::: Entries :::

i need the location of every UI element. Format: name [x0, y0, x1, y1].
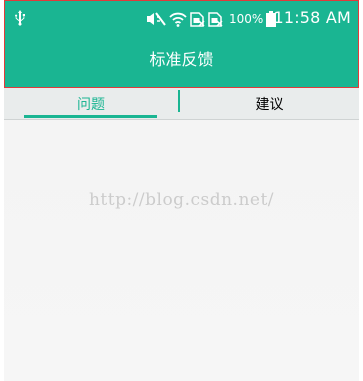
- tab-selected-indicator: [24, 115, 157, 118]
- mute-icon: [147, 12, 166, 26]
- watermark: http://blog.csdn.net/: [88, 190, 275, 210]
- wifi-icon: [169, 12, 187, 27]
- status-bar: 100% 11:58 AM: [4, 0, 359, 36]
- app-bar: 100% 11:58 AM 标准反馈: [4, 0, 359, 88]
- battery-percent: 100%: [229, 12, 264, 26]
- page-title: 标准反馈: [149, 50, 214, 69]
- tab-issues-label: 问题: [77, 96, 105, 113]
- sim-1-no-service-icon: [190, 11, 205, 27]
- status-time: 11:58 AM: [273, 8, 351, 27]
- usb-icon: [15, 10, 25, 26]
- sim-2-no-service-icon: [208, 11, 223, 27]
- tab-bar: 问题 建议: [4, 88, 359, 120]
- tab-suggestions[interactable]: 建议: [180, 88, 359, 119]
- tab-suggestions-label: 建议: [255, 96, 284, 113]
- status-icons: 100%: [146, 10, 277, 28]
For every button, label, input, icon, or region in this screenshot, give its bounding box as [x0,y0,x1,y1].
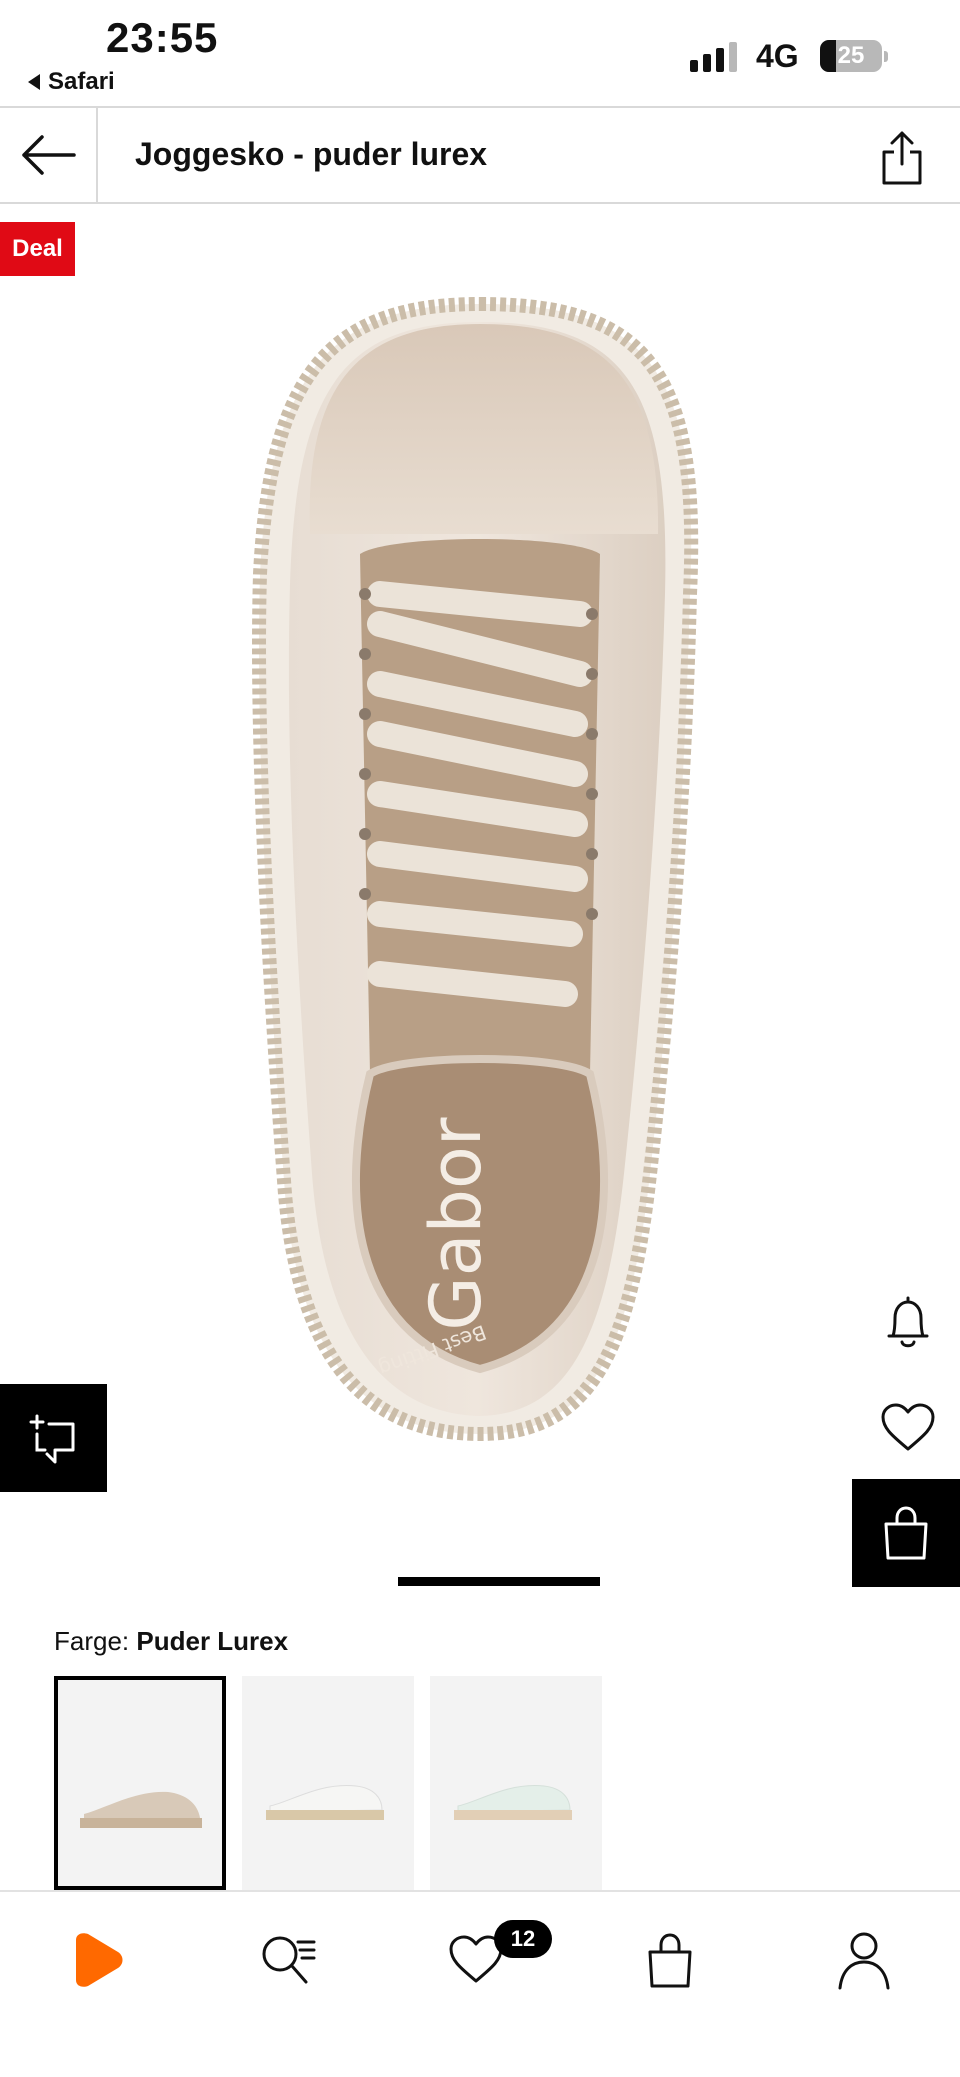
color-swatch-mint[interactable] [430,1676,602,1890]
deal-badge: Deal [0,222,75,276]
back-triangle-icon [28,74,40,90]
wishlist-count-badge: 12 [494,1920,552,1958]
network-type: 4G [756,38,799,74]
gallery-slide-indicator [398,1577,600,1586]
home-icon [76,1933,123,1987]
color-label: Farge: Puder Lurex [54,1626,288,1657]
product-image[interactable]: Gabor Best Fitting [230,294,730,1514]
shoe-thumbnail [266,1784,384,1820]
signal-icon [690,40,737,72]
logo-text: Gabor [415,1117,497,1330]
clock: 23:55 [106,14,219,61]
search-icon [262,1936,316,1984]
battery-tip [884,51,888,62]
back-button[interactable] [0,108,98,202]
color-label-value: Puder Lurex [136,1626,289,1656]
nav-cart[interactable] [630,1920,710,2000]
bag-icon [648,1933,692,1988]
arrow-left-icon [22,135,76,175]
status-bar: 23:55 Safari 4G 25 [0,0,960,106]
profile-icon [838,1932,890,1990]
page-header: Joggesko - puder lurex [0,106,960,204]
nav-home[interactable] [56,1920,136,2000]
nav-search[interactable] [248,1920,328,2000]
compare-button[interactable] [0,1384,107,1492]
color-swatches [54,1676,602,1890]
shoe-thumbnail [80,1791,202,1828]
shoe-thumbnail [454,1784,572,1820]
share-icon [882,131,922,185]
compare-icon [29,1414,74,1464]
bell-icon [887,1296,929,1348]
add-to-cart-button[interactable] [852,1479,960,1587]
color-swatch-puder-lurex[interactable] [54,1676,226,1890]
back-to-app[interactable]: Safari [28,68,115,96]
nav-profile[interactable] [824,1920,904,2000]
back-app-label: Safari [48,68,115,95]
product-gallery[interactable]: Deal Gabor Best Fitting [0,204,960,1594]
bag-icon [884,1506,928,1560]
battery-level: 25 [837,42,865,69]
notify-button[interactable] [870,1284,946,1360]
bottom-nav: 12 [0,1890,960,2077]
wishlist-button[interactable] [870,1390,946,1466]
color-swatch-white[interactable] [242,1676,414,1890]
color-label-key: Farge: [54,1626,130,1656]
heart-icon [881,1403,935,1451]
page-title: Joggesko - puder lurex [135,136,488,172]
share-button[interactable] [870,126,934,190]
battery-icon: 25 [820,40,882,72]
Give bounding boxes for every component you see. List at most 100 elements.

:::

Can you copy out every line of the listing above verbatim, omitting the pictures?

i need the location of every UI element. Format: name [x0, y0, x1, y1].
- tab-selected-indicator: [24, 115, 157, 118]
- mute-icon: [147, 12, 166, 26]
- watermark: http://blog.csdn.net/: [88, 190, 275, 210]
- wifi-icon: [169, 12, 187, 27]
- status-bar: 100% 11:58 AM: [4, 0, 359, 36]
- app-bar: 100% 11:58 AM 标准反馈: [4, 0, 359, 88]
- battery-percent: 100%: [229, 12, 264, 26]
- page-title: 标准反馈: [149, 50, 214, 69]
- tab-issues-label: 问题: [77, 96, 105, 113]
- sim-1-no-service-icon: [190, 11, 205, 27]
- status-time: 11:58 AM: [273, 8, 351, 27]
- usb-icon: [15, 10, 25, 26]
- sim-2-no-service-icon: [208, 11, 223, 27]
- tab-bar: 问题 建议: [4, 88, 359, 120]
- tab-suggestions[interactable]: 建议: [180, 88, 359, 119]
- tab-suggestions-label: 建议: [255, 96, 284, 113]
- status-icons: 100%: [146, 10, 277, 28]
For every button, label, input, icon, or region in this screenshot, give its bounding box as [x0,y0,x1,y1].
color-swatch-mint[interactable] [430,1676,602,1890]
deal-badge: Deal [0,222,75,276]
back-triangle-icon [28,74,40,90]
wishlist-count-badge: 12 [494,1920,552,1958]
network-type: 4G [756,38,799,74]
gallery-slide-indicator [398,1577,600,1586]
home-icon [76,1933,123,1987]
color-label: Farge: Puder Lurex [54,1626,288,1657]
product-image[interactable]: Gabor Best Fitting [230,294,730,1514]
shoe-thumbnail [266,1784,384,1820]
signal-icon [690,40,737,72]
logo-text: Gabor [415,1117,497,1330]
clock: 23:55 [106,14,219,61]
search-icon [262,1936,316,1984]
battery-tip [884,51,888,62]
back-button[interactable] [0,108,98,202]
color-label-value: Puder Lurex [136,1626,289,1656]
nav-cart[interactable] [630,1920,710,2000]
bag-icon [648,1933,692,1988]
arrow-left-icon [22,135,76,175]
status-bar: 23:55 Safari 4G 25 [0,0,960,106]
profile-icon [838,1932,890,1990]
page-header: Joggesko - puder lurex [0,106,960,204]
nav-home[interactable] [56,1920,136,2000]
nav-search[interactable] [248,1920,328,2000]
compare-button[interactable] [0,1384,107,1492]
color-swatches [54,1676,602,1890]
shoe-thumbnail [80,1791,202,1828]
shoe-thumbnail [454,1784,572,1820]
share-icon [882,131,922,185]
compare-icon [29,1414,74,1464]
bell-icon [887,1296,929,1348]
add-to-cart-button[interactable] [852,1479,960,1587]
color-swatch-puder-lurex[interactable] [54,1676,226,1890]
back-to-app[interactable]: Safari [28,68,115,96]
nav-profile[interactable] [824,1920,904,2000]
back-app-label: Safari [48,68,115,95]
product-gallery[interactable]: Deal Gabor Best Fitting [0,204,960,1594]
bag-icon [884,1506,928,1560]
battery-level: 25 [837,42,865,69]
notify-button[interactable] [870,1284,946,1360]
bottom-nav: 12 [0,1890,960,2077]
wishlist-button[interactable] [870,1390,946,1466]
color-swatch-white[interactable] [242,1676,414,1890]
color-label-key: Farge: [54,1626,130,1656]
heart-icon [881,1403,935,1451]
page-title: Joggesko - puder lurex [135,136,488,172]
share-button[interactable] [870,126,934,190]
battery-icon: 25 [820,40,882,72]
Give bounding boxes for every component you see. List at most 100 elements.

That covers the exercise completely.